> _GIVEN ENTRIES_
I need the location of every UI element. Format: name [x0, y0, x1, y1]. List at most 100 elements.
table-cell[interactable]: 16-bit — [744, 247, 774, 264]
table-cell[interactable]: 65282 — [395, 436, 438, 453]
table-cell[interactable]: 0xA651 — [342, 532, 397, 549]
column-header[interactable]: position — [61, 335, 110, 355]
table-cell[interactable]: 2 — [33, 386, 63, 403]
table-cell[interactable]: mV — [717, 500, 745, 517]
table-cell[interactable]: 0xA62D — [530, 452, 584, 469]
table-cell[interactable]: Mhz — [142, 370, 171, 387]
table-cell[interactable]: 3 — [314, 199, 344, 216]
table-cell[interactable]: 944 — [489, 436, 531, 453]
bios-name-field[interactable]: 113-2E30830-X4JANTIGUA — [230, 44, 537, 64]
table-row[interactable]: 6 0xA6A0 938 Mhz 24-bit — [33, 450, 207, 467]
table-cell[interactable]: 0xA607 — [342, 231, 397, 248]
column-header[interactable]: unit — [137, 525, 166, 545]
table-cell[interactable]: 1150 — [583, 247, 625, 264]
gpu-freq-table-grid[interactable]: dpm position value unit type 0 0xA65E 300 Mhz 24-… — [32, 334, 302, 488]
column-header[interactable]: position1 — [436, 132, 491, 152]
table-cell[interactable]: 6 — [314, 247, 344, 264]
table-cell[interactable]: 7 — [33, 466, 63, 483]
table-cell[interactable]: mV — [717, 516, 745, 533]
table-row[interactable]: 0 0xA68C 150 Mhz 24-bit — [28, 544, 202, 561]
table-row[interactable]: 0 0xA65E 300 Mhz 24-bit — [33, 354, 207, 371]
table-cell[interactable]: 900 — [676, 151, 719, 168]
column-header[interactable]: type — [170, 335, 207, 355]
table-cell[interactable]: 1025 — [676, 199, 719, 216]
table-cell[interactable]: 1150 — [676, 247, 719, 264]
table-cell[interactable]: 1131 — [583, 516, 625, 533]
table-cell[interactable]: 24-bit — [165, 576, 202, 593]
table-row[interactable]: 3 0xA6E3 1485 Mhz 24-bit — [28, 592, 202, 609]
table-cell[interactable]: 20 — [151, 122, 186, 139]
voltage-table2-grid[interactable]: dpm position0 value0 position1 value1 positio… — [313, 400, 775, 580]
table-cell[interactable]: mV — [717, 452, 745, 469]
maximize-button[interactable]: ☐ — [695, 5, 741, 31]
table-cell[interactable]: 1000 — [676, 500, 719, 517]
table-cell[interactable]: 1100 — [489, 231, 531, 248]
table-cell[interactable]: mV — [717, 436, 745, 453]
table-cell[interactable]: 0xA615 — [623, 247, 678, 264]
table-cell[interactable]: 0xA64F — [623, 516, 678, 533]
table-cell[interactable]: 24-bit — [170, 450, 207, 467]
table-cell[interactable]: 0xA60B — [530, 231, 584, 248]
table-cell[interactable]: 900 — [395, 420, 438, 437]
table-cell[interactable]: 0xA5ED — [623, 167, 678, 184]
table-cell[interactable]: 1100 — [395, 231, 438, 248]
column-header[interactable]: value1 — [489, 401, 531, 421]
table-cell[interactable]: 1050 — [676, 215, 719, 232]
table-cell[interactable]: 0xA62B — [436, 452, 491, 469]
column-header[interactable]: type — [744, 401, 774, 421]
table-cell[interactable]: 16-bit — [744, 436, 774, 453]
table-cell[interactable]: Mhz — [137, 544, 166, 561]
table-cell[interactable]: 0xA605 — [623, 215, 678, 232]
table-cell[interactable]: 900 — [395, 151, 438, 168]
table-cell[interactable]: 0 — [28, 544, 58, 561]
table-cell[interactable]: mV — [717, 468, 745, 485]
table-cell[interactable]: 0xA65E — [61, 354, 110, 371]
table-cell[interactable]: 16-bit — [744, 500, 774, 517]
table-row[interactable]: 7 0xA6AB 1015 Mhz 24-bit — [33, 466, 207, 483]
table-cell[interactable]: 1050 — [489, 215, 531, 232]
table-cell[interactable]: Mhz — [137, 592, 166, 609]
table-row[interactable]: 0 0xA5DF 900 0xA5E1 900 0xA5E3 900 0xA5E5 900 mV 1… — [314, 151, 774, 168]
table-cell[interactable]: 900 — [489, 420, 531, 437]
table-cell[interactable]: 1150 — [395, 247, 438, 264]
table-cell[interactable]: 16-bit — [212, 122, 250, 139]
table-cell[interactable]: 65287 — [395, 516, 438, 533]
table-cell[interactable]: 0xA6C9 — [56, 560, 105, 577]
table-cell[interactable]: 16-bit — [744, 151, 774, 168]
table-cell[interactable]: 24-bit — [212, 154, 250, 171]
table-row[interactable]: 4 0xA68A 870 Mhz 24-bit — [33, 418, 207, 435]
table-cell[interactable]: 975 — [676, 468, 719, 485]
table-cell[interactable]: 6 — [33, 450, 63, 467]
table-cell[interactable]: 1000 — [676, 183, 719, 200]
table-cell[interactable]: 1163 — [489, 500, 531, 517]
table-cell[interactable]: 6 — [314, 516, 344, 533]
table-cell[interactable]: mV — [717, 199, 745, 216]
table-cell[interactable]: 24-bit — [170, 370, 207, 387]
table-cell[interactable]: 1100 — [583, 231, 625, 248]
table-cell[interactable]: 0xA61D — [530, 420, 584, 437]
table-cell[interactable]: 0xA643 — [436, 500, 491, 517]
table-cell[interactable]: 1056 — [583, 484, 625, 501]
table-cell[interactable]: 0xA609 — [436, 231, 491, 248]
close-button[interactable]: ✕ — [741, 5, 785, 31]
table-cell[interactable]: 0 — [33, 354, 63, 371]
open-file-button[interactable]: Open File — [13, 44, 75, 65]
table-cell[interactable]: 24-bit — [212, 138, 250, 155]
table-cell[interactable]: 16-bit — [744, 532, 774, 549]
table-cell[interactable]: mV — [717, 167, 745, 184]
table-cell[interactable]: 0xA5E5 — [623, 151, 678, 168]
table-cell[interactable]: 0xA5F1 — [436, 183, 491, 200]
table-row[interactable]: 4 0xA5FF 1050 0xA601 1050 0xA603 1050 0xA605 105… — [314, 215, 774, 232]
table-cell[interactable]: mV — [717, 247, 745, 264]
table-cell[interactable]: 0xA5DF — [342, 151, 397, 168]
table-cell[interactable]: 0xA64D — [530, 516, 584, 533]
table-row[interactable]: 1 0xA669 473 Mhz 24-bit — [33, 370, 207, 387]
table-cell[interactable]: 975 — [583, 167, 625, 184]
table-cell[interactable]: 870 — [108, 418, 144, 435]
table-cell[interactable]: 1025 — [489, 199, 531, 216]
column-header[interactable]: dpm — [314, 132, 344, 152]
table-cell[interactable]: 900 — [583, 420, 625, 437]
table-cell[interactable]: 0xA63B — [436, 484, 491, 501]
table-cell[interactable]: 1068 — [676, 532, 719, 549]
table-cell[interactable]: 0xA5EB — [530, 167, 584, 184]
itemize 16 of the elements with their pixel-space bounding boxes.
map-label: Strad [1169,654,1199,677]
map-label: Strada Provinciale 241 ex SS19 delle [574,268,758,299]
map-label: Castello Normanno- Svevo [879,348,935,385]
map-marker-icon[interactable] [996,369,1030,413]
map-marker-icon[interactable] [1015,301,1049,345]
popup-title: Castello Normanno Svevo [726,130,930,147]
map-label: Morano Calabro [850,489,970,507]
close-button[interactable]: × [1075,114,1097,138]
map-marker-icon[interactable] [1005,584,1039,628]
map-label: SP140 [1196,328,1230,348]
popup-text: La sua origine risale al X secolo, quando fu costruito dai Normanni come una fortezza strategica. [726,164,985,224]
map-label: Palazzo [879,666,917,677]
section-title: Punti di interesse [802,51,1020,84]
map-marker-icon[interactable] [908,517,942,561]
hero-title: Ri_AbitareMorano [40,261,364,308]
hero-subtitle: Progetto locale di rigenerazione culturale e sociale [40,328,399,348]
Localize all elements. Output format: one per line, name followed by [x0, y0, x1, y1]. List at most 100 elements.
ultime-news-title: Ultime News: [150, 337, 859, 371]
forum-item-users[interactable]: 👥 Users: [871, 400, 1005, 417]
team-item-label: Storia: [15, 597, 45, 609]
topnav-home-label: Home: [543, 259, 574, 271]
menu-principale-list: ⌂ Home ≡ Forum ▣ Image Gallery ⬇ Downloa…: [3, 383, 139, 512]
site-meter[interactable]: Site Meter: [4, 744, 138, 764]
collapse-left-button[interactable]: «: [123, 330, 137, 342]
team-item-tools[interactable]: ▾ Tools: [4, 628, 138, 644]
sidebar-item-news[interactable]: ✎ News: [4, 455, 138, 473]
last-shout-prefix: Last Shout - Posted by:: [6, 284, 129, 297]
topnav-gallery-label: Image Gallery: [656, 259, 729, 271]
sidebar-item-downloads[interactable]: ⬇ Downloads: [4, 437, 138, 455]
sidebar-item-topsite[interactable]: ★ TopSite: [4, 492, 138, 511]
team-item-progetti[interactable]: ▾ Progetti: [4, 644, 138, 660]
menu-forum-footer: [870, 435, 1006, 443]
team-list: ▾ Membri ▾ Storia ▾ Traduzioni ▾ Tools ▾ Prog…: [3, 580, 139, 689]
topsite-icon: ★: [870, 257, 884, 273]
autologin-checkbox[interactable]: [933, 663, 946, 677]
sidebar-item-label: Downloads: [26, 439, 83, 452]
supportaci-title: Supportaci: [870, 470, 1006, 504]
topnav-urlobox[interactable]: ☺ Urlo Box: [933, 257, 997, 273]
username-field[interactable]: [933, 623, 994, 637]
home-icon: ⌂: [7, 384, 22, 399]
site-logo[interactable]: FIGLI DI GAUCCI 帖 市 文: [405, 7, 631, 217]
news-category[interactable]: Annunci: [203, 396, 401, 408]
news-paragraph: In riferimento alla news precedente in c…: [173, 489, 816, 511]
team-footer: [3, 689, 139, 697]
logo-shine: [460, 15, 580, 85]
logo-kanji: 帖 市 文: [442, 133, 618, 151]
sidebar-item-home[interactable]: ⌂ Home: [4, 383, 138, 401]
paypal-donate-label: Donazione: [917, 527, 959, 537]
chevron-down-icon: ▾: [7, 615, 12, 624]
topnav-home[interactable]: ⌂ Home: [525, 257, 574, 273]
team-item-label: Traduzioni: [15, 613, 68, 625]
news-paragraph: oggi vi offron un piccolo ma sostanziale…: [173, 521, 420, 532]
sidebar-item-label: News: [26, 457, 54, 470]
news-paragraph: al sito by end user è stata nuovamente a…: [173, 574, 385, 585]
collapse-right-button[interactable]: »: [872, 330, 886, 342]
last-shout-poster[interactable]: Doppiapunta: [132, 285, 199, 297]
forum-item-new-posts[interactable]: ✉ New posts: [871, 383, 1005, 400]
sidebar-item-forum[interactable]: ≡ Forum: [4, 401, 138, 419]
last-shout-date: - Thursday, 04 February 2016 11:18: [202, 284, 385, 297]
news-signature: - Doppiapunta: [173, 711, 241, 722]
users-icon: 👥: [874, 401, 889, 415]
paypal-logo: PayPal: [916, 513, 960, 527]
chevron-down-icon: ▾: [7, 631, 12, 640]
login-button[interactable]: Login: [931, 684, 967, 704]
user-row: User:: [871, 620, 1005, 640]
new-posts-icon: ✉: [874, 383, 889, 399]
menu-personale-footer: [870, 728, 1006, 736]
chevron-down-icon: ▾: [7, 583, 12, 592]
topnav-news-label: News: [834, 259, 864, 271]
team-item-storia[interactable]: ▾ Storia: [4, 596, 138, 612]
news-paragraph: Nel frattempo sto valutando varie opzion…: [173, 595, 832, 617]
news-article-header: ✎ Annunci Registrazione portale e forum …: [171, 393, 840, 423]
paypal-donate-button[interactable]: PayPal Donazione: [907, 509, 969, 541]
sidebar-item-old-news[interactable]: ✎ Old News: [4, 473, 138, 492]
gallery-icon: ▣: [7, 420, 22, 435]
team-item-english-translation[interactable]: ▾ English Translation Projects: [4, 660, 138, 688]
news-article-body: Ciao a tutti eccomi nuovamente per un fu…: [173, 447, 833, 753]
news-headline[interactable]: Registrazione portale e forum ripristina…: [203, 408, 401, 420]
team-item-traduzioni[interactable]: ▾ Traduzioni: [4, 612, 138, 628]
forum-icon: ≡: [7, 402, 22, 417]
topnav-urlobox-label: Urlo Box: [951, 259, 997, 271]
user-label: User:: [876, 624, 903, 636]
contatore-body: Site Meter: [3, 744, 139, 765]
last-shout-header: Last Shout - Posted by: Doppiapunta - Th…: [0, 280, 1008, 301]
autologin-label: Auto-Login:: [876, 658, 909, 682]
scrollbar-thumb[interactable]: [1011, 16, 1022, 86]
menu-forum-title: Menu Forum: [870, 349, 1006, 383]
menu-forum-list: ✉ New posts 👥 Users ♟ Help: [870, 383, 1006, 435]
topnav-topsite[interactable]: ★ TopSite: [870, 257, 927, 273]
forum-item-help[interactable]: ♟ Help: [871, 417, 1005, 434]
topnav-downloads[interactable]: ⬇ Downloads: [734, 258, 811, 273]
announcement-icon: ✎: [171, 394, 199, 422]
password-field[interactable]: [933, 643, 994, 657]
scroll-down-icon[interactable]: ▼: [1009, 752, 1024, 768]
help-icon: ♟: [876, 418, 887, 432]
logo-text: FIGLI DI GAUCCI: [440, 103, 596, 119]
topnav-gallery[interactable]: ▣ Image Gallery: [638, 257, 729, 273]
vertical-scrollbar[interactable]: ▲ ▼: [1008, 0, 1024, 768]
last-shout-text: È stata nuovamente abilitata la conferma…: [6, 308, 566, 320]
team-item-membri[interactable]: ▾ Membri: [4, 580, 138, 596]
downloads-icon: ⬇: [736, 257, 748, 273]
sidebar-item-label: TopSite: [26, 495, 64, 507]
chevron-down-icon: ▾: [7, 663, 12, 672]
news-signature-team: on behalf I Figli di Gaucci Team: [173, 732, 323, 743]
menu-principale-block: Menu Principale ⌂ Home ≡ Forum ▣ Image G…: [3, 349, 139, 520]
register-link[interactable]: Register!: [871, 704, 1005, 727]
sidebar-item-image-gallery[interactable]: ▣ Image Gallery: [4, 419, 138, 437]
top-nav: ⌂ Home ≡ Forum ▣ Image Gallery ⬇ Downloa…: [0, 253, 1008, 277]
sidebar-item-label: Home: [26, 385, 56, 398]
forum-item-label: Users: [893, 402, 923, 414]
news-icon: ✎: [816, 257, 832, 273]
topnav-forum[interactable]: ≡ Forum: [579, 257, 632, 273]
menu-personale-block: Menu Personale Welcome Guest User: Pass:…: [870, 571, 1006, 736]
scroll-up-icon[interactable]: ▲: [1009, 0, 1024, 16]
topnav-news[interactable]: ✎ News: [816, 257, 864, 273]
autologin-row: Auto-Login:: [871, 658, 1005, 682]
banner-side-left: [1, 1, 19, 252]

> _TASK TO CARRY OUT_
Lay out the records above as a numbered list, starting from their first line and ending after the line that contains "table-cell[interactable]: 0xA607 —". Leave out any blank lines.

> _REPLY_
1. I need the location of every UI element. Format: name [x0, y0, x1, y1]. List at most 100 elements.
2. table-cell[interactable]: 16-bit — [744, 247, 774, 264]
3. table-cell[interactable]: 65282 — [395, 436, 438, 453]
4. table-cell[interactable]: 0xA651 — [342, 532, 397, 549]
5. column-header[interactable]: position — [61, 335, 110, 355]
6. table-cell[interactable]: 2 — [33, 386, 63, 403]
7. table-cell[interactable]: mV — [717, 500, 745, 517]
8. table-cell[interactable]: 0xA62D — [530, 452, 584, 469]
9. table-cell[interactable]: Mhz — [142, 370, 171, 387]
10. table-cell[interactable]: 3 — [314, 199, 344, 216]
11. table-cell[interactable]: 944 — [489, 436, 531, 453]
12. bios-name-field[interactable]: 113-2E30830-X4JANTIGUA — [230, 44, 537, 64]
13. table-row[interactable]: 6 0xA6A0 938 Mhz 24-bit — [33, 450, 207, 467]
14. table-cell[interactable]: 0xA607 — [342, 231, 397, 248]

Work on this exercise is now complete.